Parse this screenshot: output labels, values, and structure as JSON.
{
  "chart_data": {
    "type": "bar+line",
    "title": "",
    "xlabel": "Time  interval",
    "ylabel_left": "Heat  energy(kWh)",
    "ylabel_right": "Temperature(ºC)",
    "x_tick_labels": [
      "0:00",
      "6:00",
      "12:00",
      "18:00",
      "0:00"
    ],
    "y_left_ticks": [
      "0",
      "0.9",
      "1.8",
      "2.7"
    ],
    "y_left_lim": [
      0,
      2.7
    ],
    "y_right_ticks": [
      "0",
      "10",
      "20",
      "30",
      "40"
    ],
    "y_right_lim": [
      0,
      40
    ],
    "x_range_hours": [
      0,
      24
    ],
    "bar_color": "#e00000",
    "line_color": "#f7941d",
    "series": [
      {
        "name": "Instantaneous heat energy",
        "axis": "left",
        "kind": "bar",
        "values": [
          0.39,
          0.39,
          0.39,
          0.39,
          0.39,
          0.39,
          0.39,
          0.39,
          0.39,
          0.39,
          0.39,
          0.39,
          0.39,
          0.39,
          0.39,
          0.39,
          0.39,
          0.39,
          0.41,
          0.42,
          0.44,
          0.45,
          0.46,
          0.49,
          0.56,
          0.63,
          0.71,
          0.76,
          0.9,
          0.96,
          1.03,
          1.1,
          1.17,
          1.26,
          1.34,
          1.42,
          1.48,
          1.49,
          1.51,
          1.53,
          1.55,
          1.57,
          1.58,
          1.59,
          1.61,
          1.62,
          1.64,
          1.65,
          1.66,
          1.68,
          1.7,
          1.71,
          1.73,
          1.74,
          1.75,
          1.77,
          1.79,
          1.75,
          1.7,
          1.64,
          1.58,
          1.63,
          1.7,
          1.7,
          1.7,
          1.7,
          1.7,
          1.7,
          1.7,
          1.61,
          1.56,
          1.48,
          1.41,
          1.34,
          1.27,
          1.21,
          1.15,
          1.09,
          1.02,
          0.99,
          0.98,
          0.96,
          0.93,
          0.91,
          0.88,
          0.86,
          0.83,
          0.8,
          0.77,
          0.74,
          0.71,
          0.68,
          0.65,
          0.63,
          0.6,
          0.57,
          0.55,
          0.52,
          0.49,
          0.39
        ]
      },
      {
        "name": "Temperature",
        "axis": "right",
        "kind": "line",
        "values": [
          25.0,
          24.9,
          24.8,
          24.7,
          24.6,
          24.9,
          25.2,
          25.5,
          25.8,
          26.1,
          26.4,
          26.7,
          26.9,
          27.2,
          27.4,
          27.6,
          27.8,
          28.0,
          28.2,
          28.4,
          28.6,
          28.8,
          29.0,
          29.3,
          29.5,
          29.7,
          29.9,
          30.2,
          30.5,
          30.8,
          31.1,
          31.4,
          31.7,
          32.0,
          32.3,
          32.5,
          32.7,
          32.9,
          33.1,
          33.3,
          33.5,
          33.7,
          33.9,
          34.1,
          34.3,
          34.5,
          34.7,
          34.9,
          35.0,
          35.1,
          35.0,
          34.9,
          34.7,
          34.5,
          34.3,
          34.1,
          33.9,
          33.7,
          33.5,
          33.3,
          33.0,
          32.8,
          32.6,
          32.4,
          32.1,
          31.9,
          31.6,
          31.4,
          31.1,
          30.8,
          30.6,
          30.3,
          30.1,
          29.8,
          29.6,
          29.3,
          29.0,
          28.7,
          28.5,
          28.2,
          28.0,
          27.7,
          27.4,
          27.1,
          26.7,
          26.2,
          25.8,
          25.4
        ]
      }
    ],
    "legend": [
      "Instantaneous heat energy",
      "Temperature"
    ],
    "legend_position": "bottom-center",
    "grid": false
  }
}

--*--

### Aim
In the listing, find all lines with the string "name" and copy them.

### Solution
        "name": "Instantaneous heat energy",
        "name": "Temperature",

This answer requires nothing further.